## To do
Begin with the line holding "Read out every word on this page." and write out each following line to the end of the data, exactly. Pictures are left out.

## Records to process
* Begin *

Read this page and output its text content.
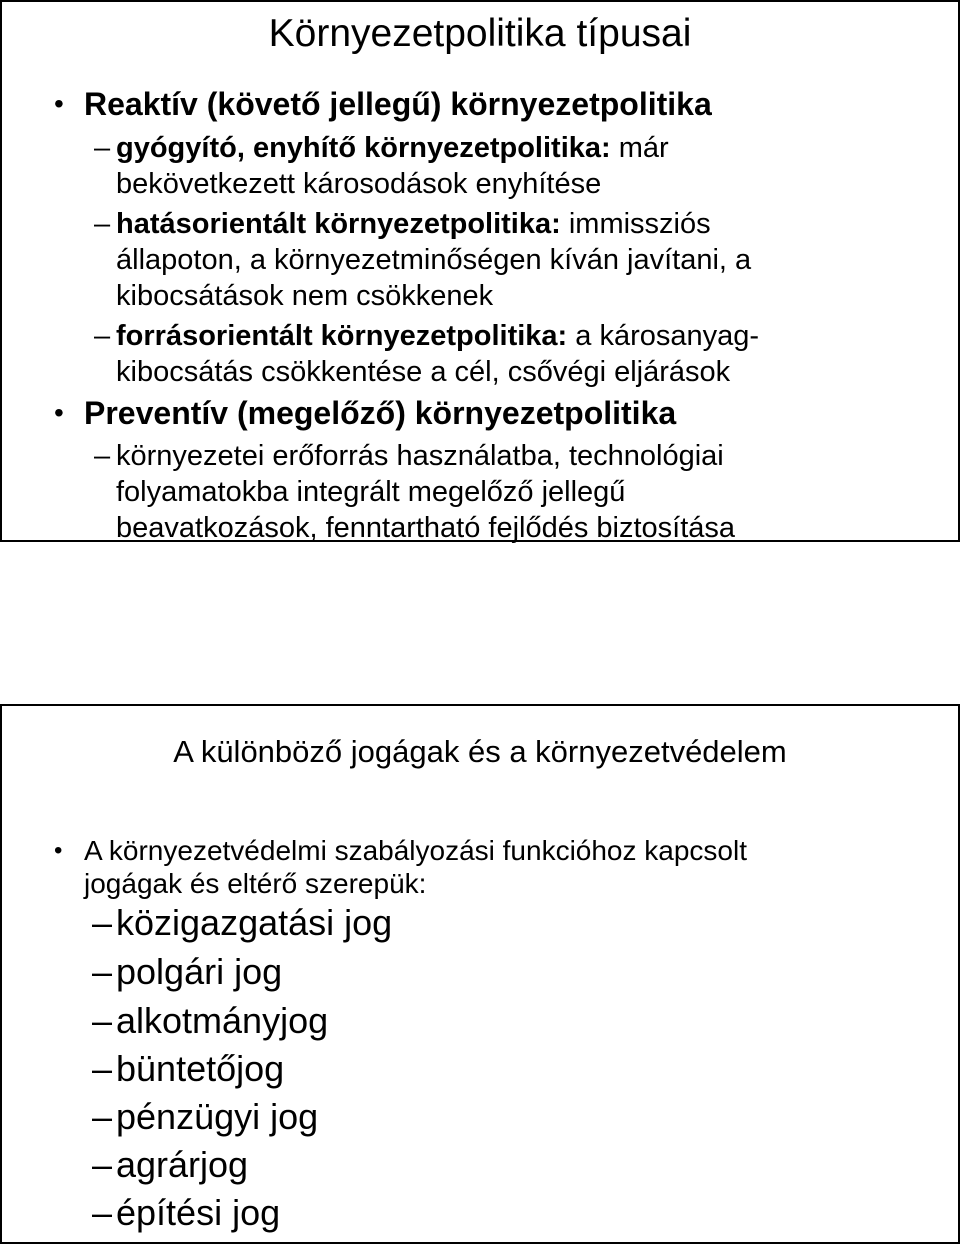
Környezetpolitika típusai
• Reaktív (követő jellegű) környezetpolitika
– gyógyító, enyhítő környezetpolitika: már
bekövetkezett károsodások enyhítése
– hatásorientált környezetpolitika: immissziós
állapoton, a környezetminőségen kíván javítani, a
kibocsátások nem csökkenek
– forrásorientált környezetpolitika: a károsanyag-
kibocsátás csökkentése a cél, csővégi eljárások
• Preventív (megelőző) környezetpolitika
– környezetei erőforrás használatba, technológiai
folyamatokba integrált megelőző jellegű
beavatkozások, fenntartható fejlődés biztosítása
A különböző jogágak és a környezetvédelem
• A környezetvédelmi szabályozási funkcióhoz kapcsolt
jogágak és eltérő szerepük:
– közigazgatási jog
– polgári jog
– alkotmányjog
– büntetőjog
– pénzügyi jog
– agrárjog
– építési jog
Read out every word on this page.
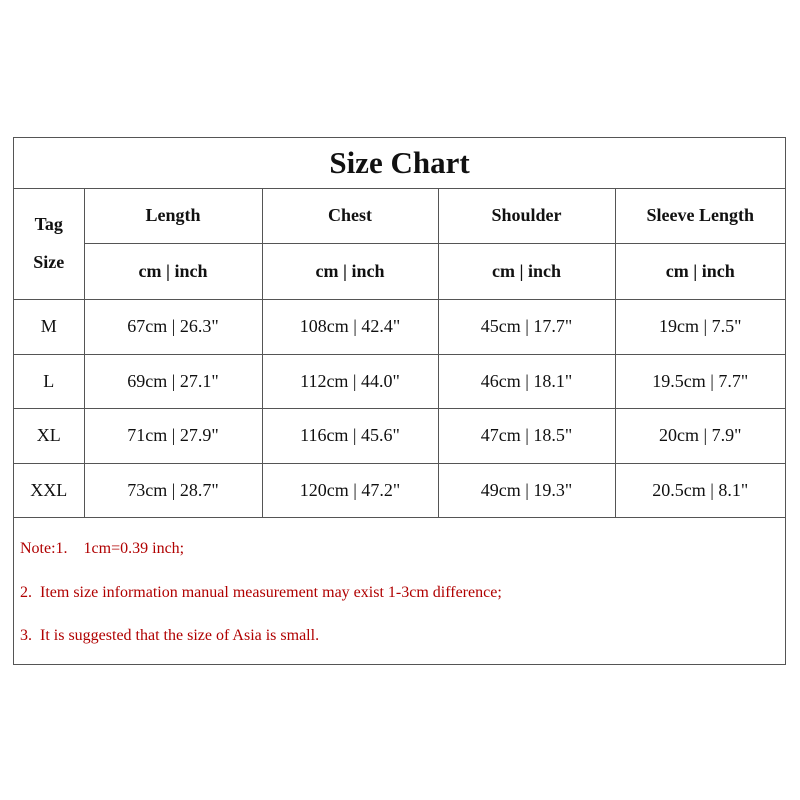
Size Chart
Tag
Size	Length	Chest	Shoulder	Sleeve Length
	cm | inch	cm | inch	cm | inch	cm | inch
M	67cm | 26.3"	108cm | 42.4"	45cm | 17.7"	19cm | 7.5"
L	69cm | 27.1"	112cm | 44.0"	46cm | 18.1"	19.5cm | 7.7"
XL	71cm | 27.9"	116cm | 45.6"	47cm | 18.5"	20cm | 7.9"
XXL	73cm | 28.7"	120cm | 47.2"	49cm | 19.3"	20.5cm | 8.1"
Note:1.    1cm=0.39 inch;
2.  Item size information manual measurement may exist 1-3cm difference;
3.  It is suggested that the size of Asia is small.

* End *

## Task solution
Read out every word on this page.
Size Chart
Tag
Size	Length	Chest	Shoulder	Sleeve Length
	cm | inch	cm | inch	cm | inch	cm | inch
M	67cm | 26.3"	108cm | 42.4"	45cm | 17.7"	19cm | 7.5"
L	69cm | 27.1"	112cm | 44.0"	46cm | 18.1"	19.5cm | 7.7"
XL	71cm | 27.9"	116cm | 45.6"	47cm | 18.5"	20cm | 7.9"
XXL	73cm | 28.7"	120cm | 47.2"	49cm | 19.3"	20.5cm | 8.1"
Note:1.    1cm=0.39 inch;
2.  Item size information manual measurement may exist 1-3cm difference;
3.  It is suggested that the size of Asia is small.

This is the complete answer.